**RECORDS SUPPLIED:**
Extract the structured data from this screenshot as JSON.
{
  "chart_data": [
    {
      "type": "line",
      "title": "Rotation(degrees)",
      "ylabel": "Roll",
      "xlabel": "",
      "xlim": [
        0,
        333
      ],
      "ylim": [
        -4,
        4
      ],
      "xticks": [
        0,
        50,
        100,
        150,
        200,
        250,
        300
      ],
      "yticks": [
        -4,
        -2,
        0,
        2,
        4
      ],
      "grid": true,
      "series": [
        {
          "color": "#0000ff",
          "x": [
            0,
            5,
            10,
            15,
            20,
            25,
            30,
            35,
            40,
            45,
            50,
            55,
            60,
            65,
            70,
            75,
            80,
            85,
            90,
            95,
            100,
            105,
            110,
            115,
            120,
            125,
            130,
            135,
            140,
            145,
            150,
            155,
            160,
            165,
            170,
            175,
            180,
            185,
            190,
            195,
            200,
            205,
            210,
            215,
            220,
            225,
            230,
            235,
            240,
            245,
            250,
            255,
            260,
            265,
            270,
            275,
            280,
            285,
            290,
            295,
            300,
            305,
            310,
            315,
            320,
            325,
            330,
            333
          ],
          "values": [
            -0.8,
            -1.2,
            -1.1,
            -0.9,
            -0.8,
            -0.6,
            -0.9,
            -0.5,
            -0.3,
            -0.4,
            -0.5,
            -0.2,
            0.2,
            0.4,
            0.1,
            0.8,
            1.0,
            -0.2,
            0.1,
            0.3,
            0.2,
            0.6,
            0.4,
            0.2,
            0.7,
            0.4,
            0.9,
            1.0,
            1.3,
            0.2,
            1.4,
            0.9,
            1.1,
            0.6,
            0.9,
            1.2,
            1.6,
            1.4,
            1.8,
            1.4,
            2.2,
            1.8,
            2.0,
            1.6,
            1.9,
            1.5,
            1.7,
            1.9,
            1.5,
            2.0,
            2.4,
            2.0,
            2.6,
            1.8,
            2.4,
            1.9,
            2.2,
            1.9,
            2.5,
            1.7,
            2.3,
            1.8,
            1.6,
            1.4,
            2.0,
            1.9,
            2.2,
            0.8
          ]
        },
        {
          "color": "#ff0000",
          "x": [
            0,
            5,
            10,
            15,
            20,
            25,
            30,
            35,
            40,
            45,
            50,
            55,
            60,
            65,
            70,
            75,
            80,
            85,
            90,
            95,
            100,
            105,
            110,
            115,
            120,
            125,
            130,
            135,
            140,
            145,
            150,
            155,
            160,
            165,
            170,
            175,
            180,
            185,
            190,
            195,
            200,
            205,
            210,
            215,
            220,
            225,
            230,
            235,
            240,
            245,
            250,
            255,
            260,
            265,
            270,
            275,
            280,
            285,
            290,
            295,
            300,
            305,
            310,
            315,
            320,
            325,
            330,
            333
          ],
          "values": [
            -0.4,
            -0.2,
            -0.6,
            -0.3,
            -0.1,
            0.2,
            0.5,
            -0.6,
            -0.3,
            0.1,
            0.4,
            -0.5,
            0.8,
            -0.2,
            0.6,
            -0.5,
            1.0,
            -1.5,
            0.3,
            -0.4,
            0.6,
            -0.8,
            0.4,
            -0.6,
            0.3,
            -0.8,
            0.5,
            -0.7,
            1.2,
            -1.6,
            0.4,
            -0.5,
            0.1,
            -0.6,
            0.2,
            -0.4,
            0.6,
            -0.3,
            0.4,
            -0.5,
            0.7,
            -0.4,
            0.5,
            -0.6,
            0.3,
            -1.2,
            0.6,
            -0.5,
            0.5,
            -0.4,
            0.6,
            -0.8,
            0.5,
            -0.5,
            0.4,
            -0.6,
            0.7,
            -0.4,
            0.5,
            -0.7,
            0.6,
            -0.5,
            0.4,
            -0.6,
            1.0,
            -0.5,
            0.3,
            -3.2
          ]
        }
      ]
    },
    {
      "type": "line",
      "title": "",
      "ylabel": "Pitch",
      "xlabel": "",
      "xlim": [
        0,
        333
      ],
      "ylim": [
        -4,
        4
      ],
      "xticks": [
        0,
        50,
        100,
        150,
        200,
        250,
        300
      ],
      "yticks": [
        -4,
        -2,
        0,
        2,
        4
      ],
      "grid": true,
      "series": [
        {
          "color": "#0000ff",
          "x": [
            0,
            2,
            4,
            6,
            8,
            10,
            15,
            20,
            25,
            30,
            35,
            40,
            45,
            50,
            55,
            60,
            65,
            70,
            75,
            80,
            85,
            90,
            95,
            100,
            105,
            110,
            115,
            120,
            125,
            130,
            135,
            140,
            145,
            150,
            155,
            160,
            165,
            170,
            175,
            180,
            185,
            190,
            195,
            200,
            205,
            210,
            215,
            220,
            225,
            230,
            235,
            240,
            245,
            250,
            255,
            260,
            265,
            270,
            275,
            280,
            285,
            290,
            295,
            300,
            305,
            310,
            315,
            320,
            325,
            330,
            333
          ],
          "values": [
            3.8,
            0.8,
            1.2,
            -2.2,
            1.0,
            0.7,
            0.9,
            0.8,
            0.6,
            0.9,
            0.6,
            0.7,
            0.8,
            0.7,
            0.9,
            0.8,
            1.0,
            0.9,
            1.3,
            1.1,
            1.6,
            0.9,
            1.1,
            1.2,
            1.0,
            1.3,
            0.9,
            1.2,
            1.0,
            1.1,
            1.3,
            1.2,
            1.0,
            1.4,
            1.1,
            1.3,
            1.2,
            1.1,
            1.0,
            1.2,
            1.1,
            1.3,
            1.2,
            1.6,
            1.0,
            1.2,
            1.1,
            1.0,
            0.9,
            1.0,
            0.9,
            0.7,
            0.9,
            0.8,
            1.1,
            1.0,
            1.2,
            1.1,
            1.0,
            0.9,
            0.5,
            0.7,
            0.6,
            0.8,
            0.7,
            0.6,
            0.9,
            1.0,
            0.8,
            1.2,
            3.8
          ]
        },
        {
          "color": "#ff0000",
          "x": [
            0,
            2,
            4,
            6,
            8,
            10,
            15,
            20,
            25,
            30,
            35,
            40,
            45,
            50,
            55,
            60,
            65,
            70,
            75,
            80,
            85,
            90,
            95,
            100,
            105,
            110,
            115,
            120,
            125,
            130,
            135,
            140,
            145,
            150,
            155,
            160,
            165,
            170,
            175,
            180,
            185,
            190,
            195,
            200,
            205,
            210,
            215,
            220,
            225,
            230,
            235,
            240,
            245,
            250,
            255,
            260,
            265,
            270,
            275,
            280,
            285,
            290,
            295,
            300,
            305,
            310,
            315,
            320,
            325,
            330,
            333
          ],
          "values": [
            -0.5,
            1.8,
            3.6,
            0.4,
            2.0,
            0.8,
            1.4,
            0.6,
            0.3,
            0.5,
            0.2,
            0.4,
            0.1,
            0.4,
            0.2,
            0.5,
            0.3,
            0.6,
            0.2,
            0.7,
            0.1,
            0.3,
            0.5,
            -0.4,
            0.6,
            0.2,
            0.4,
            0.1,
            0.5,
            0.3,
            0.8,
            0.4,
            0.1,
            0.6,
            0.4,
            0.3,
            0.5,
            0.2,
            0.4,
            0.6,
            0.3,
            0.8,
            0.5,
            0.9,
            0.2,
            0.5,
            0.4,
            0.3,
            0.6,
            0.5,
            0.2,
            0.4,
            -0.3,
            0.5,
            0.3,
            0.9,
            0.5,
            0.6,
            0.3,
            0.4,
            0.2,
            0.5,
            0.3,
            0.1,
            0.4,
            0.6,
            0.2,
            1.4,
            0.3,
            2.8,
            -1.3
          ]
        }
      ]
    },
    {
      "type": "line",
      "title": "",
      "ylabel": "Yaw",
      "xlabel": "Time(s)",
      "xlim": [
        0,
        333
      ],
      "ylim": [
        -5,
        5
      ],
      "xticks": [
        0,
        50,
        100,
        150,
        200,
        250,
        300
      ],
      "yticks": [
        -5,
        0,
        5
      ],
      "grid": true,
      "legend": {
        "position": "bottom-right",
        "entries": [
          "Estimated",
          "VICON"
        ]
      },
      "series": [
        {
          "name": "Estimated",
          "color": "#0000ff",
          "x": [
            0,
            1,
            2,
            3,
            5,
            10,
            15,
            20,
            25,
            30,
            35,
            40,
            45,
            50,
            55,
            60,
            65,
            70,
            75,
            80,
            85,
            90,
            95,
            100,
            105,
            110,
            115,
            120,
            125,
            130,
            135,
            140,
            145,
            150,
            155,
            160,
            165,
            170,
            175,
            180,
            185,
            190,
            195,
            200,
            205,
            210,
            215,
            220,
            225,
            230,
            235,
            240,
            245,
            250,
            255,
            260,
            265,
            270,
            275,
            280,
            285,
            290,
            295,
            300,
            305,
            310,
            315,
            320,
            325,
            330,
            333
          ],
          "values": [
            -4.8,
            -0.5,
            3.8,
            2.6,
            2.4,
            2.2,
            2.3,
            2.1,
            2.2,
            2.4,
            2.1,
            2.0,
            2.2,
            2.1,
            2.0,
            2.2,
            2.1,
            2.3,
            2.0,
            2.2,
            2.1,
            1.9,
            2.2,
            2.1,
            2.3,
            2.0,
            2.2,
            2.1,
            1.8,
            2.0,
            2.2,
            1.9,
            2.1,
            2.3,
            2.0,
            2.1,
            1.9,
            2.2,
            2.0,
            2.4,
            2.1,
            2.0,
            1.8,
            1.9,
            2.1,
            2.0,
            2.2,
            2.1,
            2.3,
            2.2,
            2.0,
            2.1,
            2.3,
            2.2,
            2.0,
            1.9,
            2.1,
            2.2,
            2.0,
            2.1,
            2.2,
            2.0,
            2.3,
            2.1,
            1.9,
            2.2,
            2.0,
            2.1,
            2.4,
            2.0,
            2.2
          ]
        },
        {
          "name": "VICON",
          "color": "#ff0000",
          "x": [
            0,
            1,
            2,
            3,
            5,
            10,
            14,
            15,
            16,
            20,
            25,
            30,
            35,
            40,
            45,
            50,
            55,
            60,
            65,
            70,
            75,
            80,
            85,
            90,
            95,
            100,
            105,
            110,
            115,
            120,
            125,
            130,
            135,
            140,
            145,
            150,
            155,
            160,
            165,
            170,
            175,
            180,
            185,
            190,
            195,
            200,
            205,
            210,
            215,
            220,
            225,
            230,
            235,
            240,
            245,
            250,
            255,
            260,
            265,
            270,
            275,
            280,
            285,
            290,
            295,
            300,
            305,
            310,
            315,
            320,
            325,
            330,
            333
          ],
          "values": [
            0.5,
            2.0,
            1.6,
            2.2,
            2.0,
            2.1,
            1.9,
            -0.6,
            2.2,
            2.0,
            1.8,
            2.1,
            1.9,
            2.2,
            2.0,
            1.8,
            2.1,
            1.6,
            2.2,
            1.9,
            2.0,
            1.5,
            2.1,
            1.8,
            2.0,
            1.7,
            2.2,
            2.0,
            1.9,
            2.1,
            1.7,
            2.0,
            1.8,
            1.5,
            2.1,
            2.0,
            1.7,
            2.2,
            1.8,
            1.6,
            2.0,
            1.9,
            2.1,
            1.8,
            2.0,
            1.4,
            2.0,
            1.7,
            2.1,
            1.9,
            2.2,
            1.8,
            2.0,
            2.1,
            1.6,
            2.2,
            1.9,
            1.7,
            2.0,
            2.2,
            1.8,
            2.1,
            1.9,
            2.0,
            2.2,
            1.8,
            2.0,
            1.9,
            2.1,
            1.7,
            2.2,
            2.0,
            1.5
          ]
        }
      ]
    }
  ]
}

**WORK TO BE COMPLETED:**
Look through the records and gather every line containing "ylabel".

**FINISHED TASK:**
      "ylabel": "Roll",
      "ylabel": "Pitch",
      "ylabel": "Yaw",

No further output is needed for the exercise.